[Stored entries]
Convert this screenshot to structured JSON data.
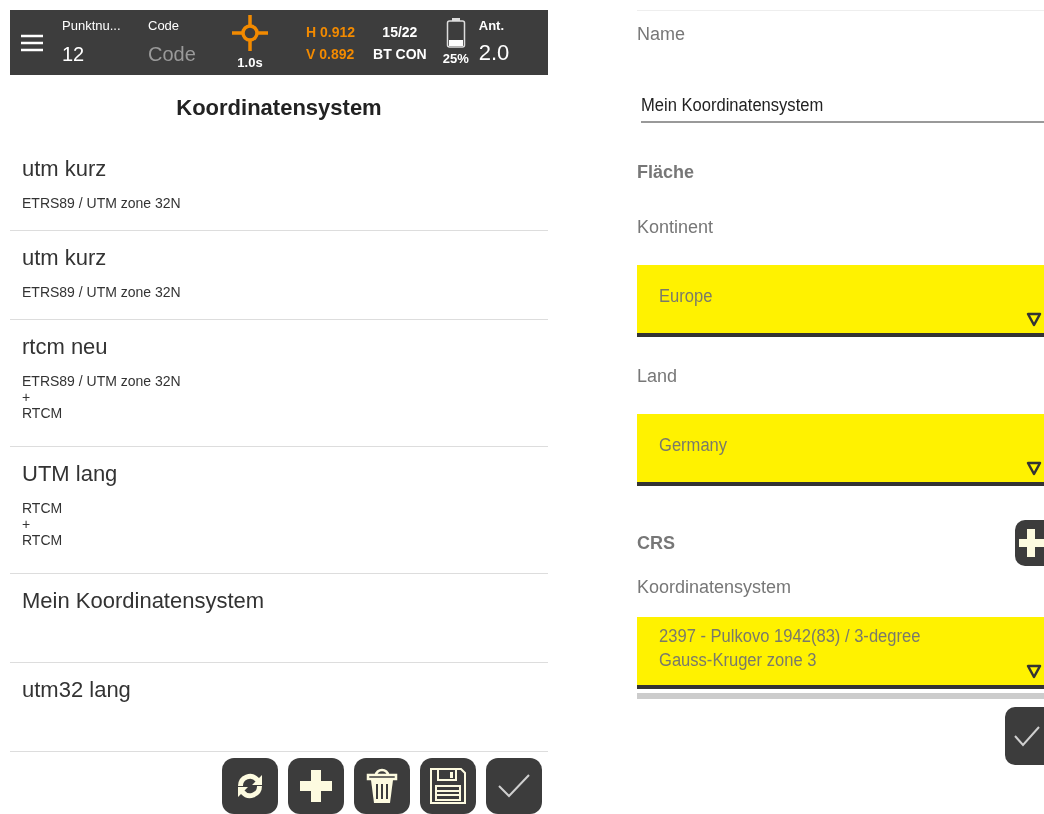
{
  "status_bar": {
    "point_label": "Punktnu...",
    "point_value": "12",
    "code_label": "Code",
    "code_placeholder": "Code",
    "interval": "1.0s",
    "h": "H 0.912",
    "v": "V 0.892",
    "satellites": "15/22",
    "connection": "BT CON",
    "battery": "25%",
    "ant_label": "Ant.",
    "ant_value": "2.0"
  },
  "title": "Koordinatensystem",
  "systems": [
    {
      "name": "utm kurz",
      "lines": [
        "ETRS89 / UTM zone 32N"
      ]
    },
    {
      "name": "utm kurz",
      "lines": [
        "ETRS89 / UTM zone 32N"
      ]
    },
    {
      "name": "rtcm neu",
      "lines": [
        "ETRS89 / UTM zone 32N",
        "+",
        "RTCM"
      ]
    },
    {
      "name": "UTM lang",
      "lines": [
        "RTCM",
        "+",
        "RTCM"
      ]
    },
    {
      "name": "Mein Koordinatensystem"
    },
    {
      "name": "utm32 lang"
    }
  ],
  "toolbar": [
    {
      "kind": "refresh"
    },
    {
      "kind": "add"
    },
    {
      "kind": "delete"
    },
    {
      "kind": "save"
    },
    {
      "kind": "confirm"
    }
  ],
  "form": {
    "name_label": "Name",
    "name_value": "Mein Koordinatensystem",
    "area_heading": "Fläche",
    "continent_label": "Kontinent",
    "continent_value": "Europe",
    "country_label": "Land",
    "country_value": "Germany",
    "crs_heading": "CRS",
    "crs_label": "Koordinatensystem",
    "crs_value_lines": [
      "2397 - Pulkovo 1942(83) / 3-degree",
      "Gauss-Kruger zone 3"
    ]
  }
}
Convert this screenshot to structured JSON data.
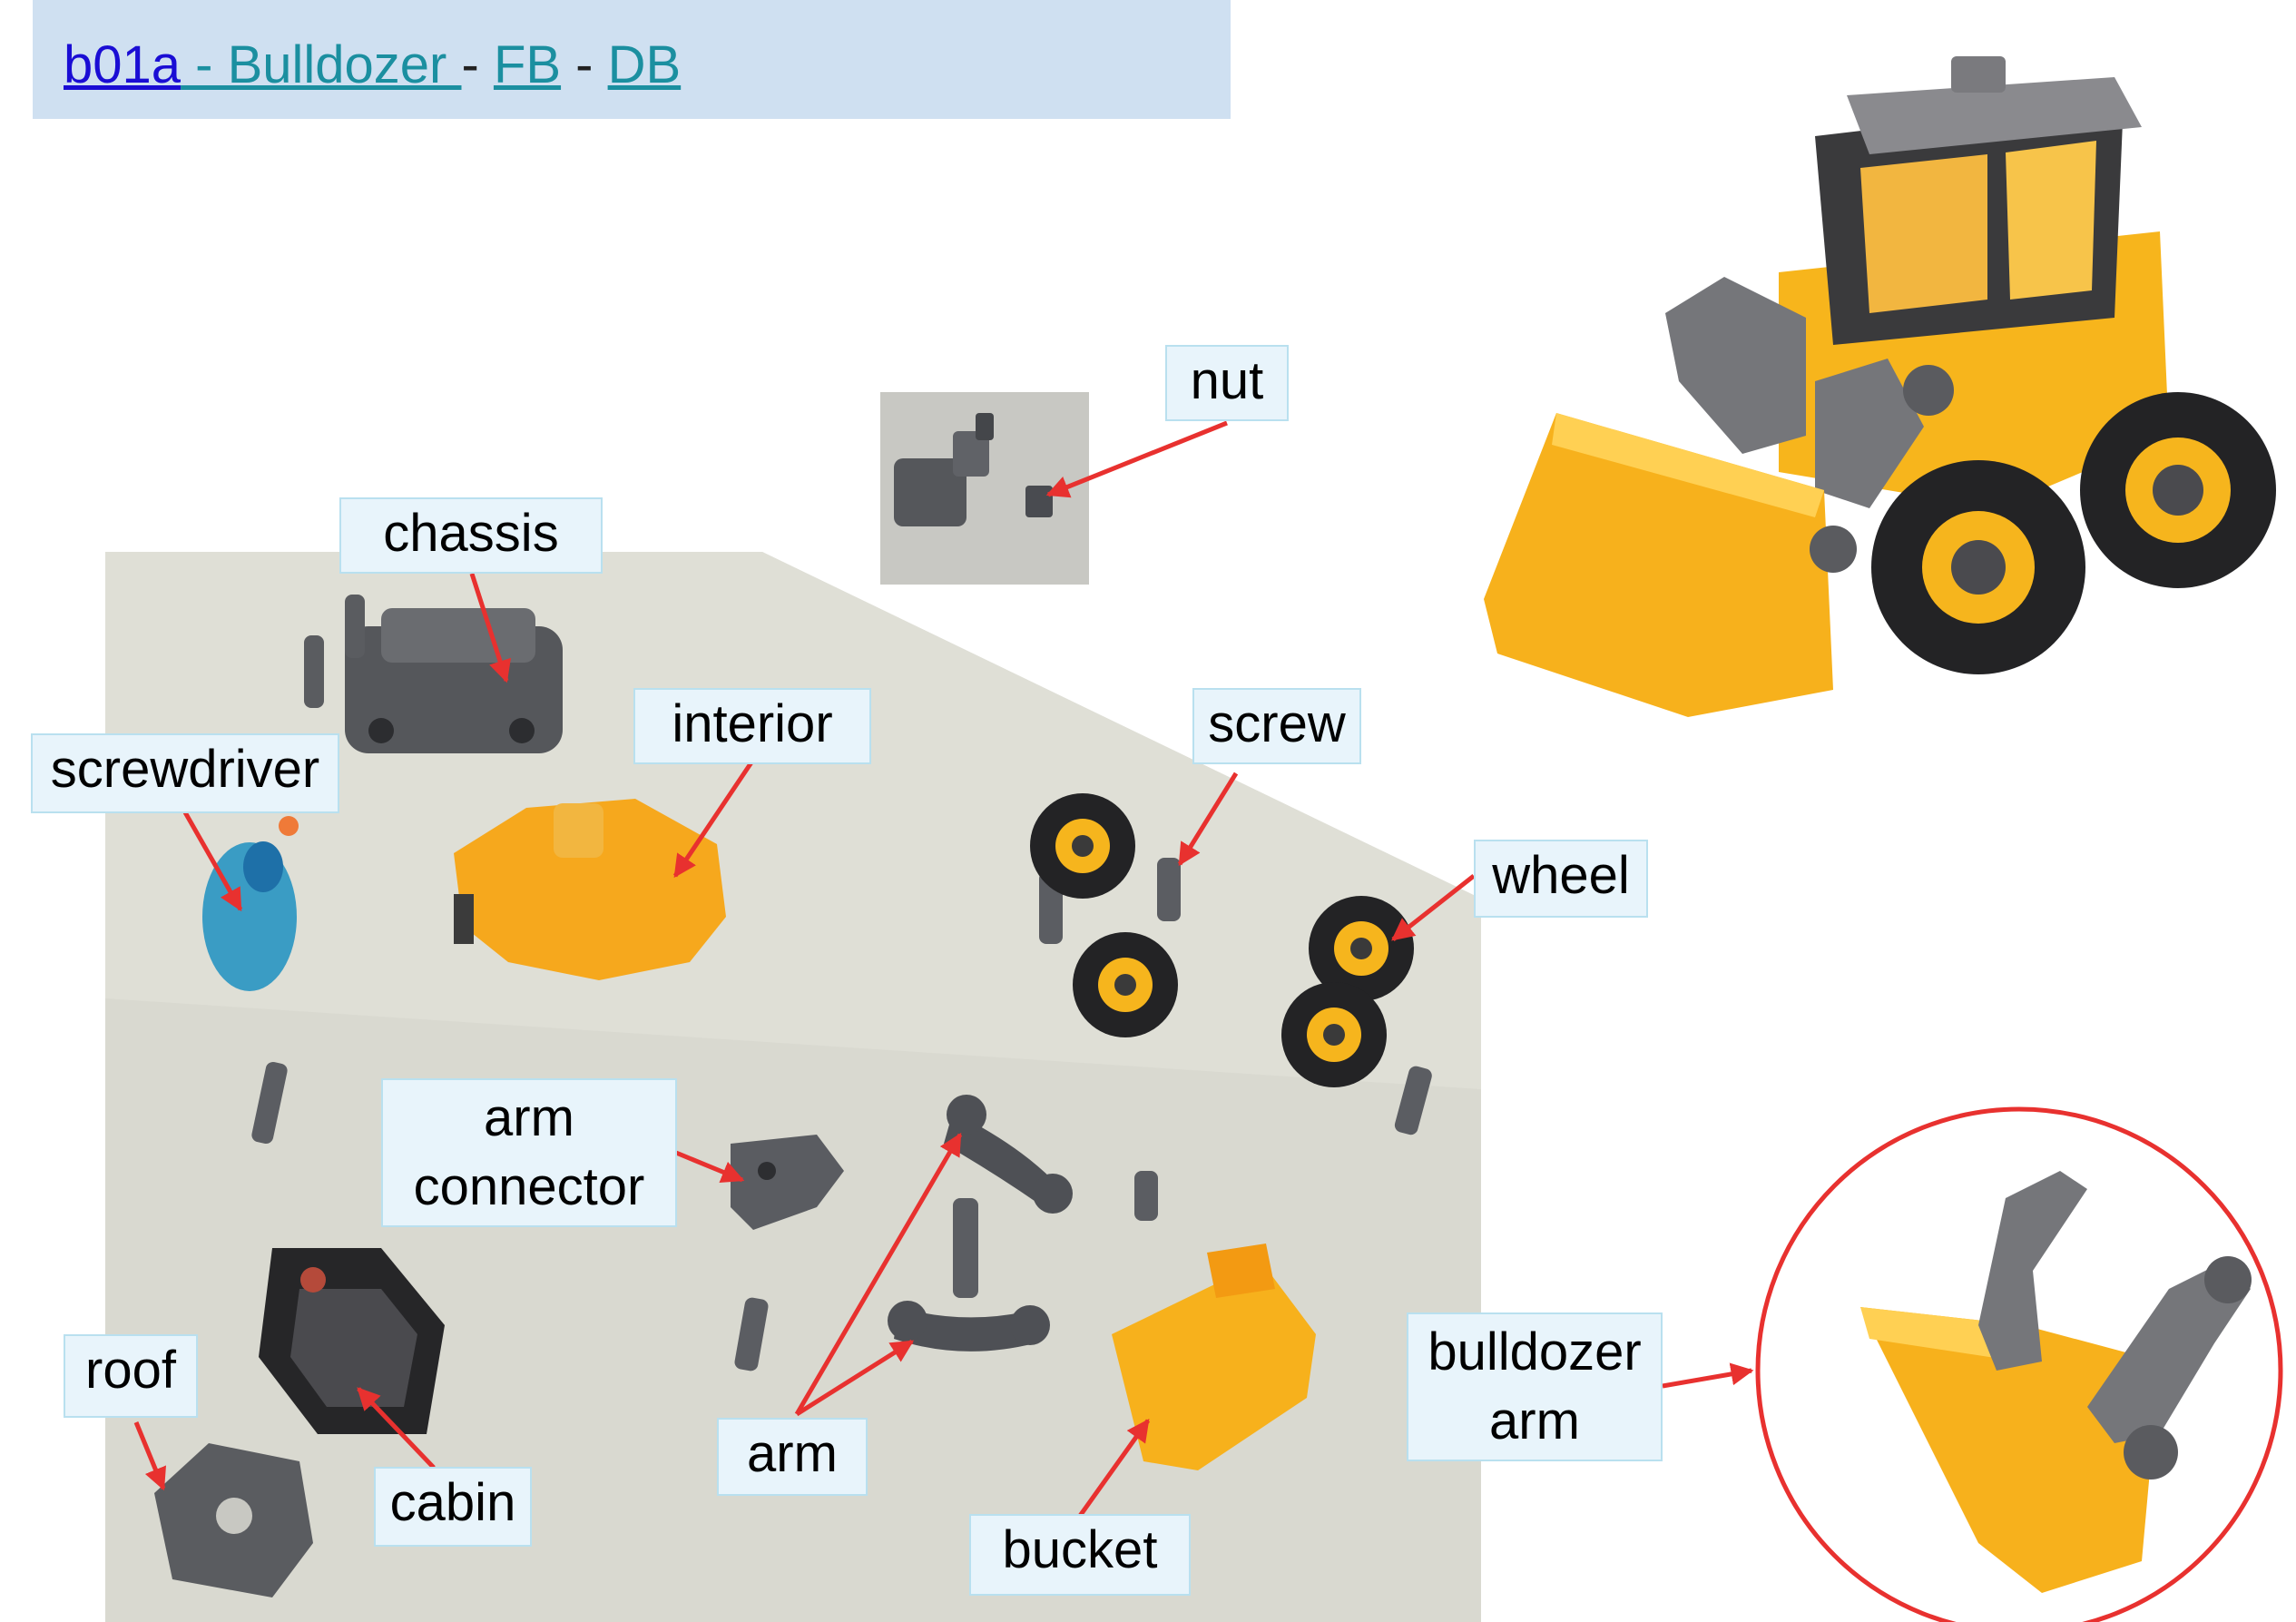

Task instructions :: The data should be printed again unchanged; leave its pictures out.

Task output ::
Convert this screenshot to structured JSON data.
{
  "status_bar": {
    "point_label": "Punktnu...",
    "point_value": "12",
    "code_label": "Code",
    "code_placeholder": "Code",
    "interval": "1.0s",
    "h": "H 0.912",
    "v": "V 0.892",
    "satellites": "15/22",
    "connection": "BT CON",
    "battery": "25%",
    "ant_label": "Ant.",
    "ant_value": "2.0"
  },
  "title": "Koordinatensystem",
  "systems": [
    {
      "name": "utm kurz",
      "lines": [
        "ETRS89 / UTM zone 32N"
      ]
    },
    {
      "name": "utm kurz",
      "lines": [
        "ETRS89 / UTM zone 32N"
      ]
    },
    {
      "name": "rtcm neu",
      "lines": [
        "ETRS89 / UTM zone 32N",
        "+",
        "RTCM"
      ]
    },
    {
      "name": "UTM lang",
      "lines": [
        "RTCM",
        "+",
        "RTCM"
      ]
    },
    {
      "name": "Mein Koordinatensystem"
    },
    {
      "name": "utm32 lang"
    }
  ],
  "toolbar": [
    {
      "kind": "refresh"
    },
    {
      "kind": "add"
    },
    {
      "kind": "delete"
    },
    {
      "kind": "save"
    },
    {
      "kind": "confirm"
    }
  ],
  "form": {
    "name_label": "Name",
    "name_value": "Mein Koordinatensystem",
    "area_heading": "Fläche",
    "continent_label": "Kontinent",
    "continent_value": "Europe",
    "country_label": "Land",
    "country_value": "Germany",
    "crs_heading": "CRS",
    "crs_label": "Koordinatensystem",
    "crs_value_lines": [
      "2397 - Pulkovo 1942(83) / 3-degree",
      "Gauss-Kruger zone 3"
    ]
  }
}
Convert this screenshot to structured JSON data.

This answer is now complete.